Instructions to follow: Without altering anything, output the material below.

Available data:
┄┄┄┄┄┄

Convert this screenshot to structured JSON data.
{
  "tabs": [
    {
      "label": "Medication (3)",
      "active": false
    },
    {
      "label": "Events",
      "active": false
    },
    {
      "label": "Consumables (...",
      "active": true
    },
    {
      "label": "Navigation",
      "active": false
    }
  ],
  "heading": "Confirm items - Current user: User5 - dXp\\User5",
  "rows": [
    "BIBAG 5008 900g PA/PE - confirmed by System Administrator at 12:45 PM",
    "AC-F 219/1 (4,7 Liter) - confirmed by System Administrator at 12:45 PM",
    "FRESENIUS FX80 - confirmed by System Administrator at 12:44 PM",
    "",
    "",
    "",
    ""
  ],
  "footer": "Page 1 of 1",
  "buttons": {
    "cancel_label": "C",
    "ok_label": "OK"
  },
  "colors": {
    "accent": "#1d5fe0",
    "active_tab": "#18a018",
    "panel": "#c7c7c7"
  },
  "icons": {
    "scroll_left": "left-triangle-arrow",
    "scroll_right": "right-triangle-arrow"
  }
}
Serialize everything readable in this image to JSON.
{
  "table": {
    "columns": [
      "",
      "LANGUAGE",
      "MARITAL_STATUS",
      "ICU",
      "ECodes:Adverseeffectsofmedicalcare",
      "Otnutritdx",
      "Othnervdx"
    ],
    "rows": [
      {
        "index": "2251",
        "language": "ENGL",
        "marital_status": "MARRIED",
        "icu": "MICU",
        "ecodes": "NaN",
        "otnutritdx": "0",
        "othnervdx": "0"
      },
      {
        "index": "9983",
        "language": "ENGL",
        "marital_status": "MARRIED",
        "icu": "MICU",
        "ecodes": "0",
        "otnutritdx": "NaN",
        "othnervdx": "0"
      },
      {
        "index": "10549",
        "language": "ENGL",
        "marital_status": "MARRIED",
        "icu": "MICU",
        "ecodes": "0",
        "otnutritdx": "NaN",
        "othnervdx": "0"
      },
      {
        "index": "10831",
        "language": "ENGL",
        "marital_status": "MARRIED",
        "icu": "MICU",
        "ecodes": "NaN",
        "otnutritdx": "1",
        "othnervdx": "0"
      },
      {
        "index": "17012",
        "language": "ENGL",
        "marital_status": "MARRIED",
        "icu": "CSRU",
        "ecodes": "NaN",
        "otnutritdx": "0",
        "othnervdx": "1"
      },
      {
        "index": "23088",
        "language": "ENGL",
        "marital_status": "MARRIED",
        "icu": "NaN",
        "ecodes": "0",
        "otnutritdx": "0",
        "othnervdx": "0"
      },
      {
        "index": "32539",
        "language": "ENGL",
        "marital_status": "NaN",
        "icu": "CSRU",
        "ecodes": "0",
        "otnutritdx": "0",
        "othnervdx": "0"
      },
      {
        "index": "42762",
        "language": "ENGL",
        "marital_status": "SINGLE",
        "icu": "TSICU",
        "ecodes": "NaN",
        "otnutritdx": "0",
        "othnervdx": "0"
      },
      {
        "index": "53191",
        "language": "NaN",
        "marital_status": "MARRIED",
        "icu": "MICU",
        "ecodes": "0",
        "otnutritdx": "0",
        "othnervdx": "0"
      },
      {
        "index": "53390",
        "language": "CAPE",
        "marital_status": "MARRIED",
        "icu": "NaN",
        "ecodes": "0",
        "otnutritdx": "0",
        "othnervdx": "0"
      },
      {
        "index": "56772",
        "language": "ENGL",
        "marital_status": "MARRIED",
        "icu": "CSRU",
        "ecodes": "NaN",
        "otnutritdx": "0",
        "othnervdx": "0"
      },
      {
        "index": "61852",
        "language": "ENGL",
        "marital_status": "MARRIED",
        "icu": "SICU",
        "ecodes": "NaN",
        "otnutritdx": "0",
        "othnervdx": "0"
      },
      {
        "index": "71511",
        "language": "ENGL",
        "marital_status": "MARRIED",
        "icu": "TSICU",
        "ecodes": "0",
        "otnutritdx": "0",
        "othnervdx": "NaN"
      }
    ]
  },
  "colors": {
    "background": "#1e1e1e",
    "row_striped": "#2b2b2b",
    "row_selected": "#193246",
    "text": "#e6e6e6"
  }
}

┄┄┄┄┄┄

Exercise output:
Convert this screenshot to structured JSON data.
{
  "tabs": [
    {
      "label": "Medication (3)",
      "active": false
    },
    {
      "label": "Events",
      "active": false
    },
    {
      "label": "Consumables (...",
      "active": true
    },
    {
      "label": "Navigation",
      "active": false
    }
  ],
  "heading": "Confirm items - Current user: User5 - dXp\\User5",
  "rows": [
    "BIBAG 5008 900g PA/PE - confirmed by System Administrator at 12:45 PM",
    "AC-F 219/1 (4,7 Liter) - confirmed by System Administrator at 12:45 PM",
    "FRESENIUS FX80 - confirmed by System Administrator at 12:44 PM",
    "",
    "",
    "",
    ""
  ],
  "footer": "Page 1 of 1",
  "buttons": {
    "cancel_label": "C",
    "ok_label": "OK"
  },
  "colors": {
    "accent": "#1d5fe0",
    "active_tab": "#18a018",
    "panel": "#c7c7c7"
  },
  "icons": {
    "scroll_left": "left-triangle-arrow",
    "scroll_right": "right-triangle-arrow"
  }
}
Serialize everything readable in this image to JSON.
{
  "table": {
    "columns": [
      "",
      "LANGUAGE",
      "MARITAL_STATUS",
      "ICU",
      "ECodes:Adverseeffectsofmedicalcare",
      "Otnutritdx",
      "Othnervdx"
    ],
    "rows": [
      {
        "index": "2251",
        "language": "ENGL",
        "marital_status": "MARRIED",
        "icu": "MICU",
        "ecodes": "NaN",
        "otnutritdx": "0",
        "othnervdx": "0"
      },
      {
        "index": "9983",
        "language": "ENGL",
        "marital_status": "MARRIED",
        "icu": "MICU",
        "ecodes": "0",
        "otnutritdx": "NaN",
        "othnervdx": "0"
      },
      {
        "index": "10549",
        "language": "ENGL",
        "marital_status": "MARRIED",
        "icu": "MICU",
        "ecodes": "0",
        "otnutritdx": "NaN",
        "othnervdx": "0"
      },
      {
        "index": "10831",
        "language": "ENGL",
        "marital_status": "MARRIED",
        "icu": "MICU",
        "ecodes": "NaN",
        "otnutritdx": "1",
        "othnervdx": "0"
      },
      {
        "index": "17012",
        "language": "ENGL",
        "marital_status": "MARRIED",
        "icu": "CSRU",
        "ecodes": "NaN",
        "otnutritdx": "0",
        "othnervdx": "1"
      },
      {
        "index": "23088",
        "language": "ENGL",
        "marital_status": "MARRIED",
        "icu": "NaN",
        "ecodes": "0",
        "otnutritdx": "0",
        "othnervdx": "0"
      },
      {
        "index": "32539",
        "language": "ENGL",
        "marital_status": "NaN",
        "icu": "CSRU",
        "ecodes": "0",
        "otnutritdx": "0",
        "othnervdx": "0"
      },
      {
        "index": "42762",
        "language": "ENGL",
        "marital_status": "SINGLE",
        "icu": "TSICU",
        "ecodes": "NaN",
        "otnutritdx": "0",
        "othnervdx": "0"
      },
      {
        "index": "53191",
        "language": "NaN",
        "marital_status": "MARRIED",
        "icu": "MICU",
        "ecodes": "0",
        "otnutritdx": "0",
        "othnervdx": "0"
      },
      {
        "index": "53390",
        "language": "CAPE",
        "marital_status": "MARRIED",
        "icu": "NaN",
        "ecodes": "0",
        "otnutritdx": "0",
        "othnervdx": "0"
      },
      {
        "index": "56772",
        "language": "ENGL",
        "marital_status": "MARRIED",
        "icu": "CSRU",
        "ecodes": "NaN",
        "otnutritdx": "0",
        "othnervdx": "0"
      },
      {
        "index": "61852",
        "language": "ENGL",
        "marital_status": "MARRIED",
        "icu": "SICU",
        "ecodes": "NaN",
        "otnutritdx": "0",
        "othnervdx": "0"
      },
      {
        "index": "71511",
        "language": "ENGL",
        "marital_status": "MARRIED",
        "icu": "TSICU",
        "ecodes": "0",
        "otnutritdx": "0",
        "othnervdx": "NaN"
      }
    ]
  },
  "colors": {
    "background": "#1e1e1e",
    "row_striped": "#2b2b2b",
    "row_selected": "#193246",
    "text": "#e6e6e6"
  }
}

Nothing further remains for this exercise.